**抜粋:**
****************
ソレル氏がファーストパーティー・データとして認めるデータ
・「Markle/Dentsu」
・「LiveRamp」(現在独立企業。買収、買い、ならば、これら)
認めないデータ、買収しないデータ
・「Acxiom/IPG」
IPGはAxiomの中のファーストパーティー=LiveRamp抜きで買収してしまった
=以外のゴミを買った)
・「Epsilon/Publicis」
PublicisはAlliance Dataの中のファーストパーティー抜きで買収してしまった
=ファースト以外のEpsilonを買った。MAD MANレポート5月vol54号説明
(Publicisの購入金額は4,900億円!)
と述べてくれている。
IPG、PublicisはWPP、Omnicom、Dentsuらと並ぶ世界5大エージェンシーグループ
<記事の言外>
「WPP傘下のデータ企業 Kantar」
WPPはこの1年売却したくてしたくてKantarを売りに出してるけれど、誰も希望価格を出してくれない。
一部報道では、上記のデータ会社を全て「ファーストパーティー・データ」と括ってしまっている状況を74歳のソレル氏が線引きしてくれた構造だ。では、その狭義ファーストパーティー・データの「線引きの基準」はどこなのか、その説明が下記だ。企業規模の大小で分けて、大企業「タイタニック:大企業用(上記)=地球上」と、小=「船底の穴:DNVB/D2C用=火星上」に分けて説明する。
現在、日々大手企業が実施しているマーケティング活動の大半は「そうは言っても、目の前の量販はどうするのだ」に対する「対処策」が大半だ。この現状を「大企業=タイタニック号=地球上=マスメディア(TVを含む)」という仕分けとしてみた。極論を承知でMAD MANレポート上での説明論理では、これらは「未来価値の少ないデータ」区分している。
「地球」と「火星」例として登場させたのは「そうは言っても、目の前の事」にも日々対処しなくてはいけない企業ジレンマを「地球の上(眼の前の事)」と表現し、「火星の上」を「ほんとうは直ぐ取り掛からないといけないけれど夢の別世界」として区別した、いわば逃げ道である。
****************
コレクションに保存された項目
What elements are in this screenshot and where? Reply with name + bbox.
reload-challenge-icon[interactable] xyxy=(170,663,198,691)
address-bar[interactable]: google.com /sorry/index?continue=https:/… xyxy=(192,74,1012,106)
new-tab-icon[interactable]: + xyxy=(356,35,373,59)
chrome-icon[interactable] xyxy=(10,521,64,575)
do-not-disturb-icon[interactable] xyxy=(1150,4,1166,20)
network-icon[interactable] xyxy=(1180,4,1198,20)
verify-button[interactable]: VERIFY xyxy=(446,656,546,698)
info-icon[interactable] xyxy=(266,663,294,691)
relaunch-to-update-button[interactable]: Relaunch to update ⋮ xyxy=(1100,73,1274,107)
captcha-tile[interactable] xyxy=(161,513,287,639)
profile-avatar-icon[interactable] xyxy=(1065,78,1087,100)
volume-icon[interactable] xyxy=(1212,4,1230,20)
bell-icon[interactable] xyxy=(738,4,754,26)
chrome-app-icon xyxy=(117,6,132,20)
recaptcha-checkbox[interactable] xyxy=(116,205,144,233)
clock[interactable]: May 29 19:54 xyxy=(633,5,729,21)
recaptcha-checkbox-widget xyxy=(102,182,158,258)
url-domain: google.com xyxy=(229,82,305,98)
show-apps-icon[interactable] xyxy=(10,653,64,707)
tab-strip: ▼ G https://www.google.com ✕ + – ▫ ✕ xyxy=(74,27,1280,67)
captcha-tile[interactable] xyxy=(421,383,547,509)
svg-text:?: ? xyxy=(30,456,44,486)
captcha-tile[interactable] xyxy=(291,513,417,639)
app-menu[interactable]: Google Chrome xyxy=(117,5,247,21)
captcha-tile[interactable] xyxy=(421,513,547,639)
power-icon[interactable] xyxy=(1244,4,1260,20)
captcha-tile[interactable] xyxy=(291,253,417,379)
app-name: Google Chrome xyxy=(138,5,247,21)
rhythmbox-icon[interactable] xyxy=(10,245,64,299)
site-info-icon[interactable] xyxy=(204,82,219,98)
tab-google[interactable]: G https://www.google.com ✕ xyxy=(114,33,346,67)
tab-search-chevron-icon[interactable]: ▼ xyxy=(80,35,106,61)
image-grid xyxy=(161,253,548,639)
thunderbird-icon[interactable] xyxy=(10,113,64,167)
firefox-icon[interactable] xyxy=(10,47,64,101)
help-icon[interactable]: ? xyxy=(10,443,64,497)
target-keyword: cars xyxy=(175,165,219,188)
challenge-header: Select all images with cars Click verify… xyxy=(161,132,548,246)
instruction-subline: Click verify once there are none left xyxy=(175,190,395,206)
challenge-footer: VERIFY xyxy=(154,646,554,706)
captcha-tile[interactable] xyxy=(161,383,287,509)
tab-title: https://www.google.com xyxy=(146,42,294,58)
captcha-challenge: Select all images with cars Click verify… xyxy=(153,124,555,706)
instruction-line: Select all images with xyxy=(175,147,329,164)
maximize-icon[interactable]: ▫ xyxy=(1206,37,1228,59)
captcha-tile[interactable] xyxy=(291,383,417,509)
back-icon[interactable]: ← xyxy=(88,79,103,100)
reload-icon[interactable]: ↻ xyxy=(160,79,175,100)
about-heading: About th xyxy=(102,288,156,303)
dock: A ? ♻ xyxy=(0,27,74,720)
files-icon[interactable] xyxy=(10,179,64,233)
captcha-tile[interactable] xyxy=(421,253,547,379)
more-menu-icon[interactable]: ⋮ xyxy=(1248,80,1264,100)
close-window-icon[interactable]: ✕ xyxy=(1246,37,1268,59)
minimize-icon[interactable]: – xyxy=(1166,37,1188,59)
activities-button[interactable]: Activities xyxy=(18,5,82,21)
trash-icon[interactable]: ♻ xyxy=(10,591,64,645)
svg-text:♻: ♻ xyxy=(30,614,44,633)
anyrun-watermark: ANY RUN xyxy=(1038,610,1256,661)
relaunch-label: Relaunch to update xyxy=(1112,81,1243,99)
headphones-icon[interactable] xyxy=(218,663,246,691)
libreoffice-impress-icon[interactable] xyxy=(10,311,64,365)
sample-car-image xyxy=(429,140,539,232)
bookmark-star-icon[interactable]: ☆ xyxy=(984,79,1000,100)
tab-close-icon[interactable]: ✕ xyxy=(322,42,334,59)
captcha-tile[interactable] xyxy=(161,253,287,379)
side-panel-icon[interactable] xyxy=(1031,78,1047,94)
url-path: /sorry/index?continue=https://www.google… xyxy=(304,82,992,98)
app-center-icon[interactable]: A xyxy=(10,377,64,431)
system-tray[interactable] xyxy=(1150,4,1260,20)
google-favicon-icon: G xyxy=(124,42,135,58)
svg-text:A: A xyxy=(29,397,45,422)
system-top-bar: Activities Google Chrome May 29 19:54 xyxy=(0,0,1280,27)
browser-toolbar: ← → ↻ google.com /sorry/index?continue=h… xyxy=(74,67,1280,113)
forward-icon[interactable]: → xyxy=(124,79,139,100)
****************
**課題の目的:**
ファーストパーティー・データについての文章を、最後の一文の後から書き進めること。

**課題への回答:**
日々の「ザ・マーケティング業務」は、マーケティング企業側であれそれを受けるエージェンシー・メディア企業であれ、「目の前の地球の海の向こうを、頑張って超えれば、火星に行き着く」と思っている節がある。これが「タイタニック号&船底の穴」の例から産んでしまった勘違いだろう。「別次元」の何かがすでに広がっているという意味で「地球と火星」と例えたが、「大企業とDNVB/D2Cブランド」も、「タイタニック号&船底」も、同じ組み合わせの例えだ。
ソレル氏は、WPPで築いた世界一の旧メディアバイイングエージェンシーである「GroupM」に代表される「テレビ・メディア・データ」を捨てたと言って良い。自分で30年かけて築いた牙城を捨てて、デジタル(Google・Amazon)に連動するクリエイティブに特化する方向に定義をシフトさせたのだ。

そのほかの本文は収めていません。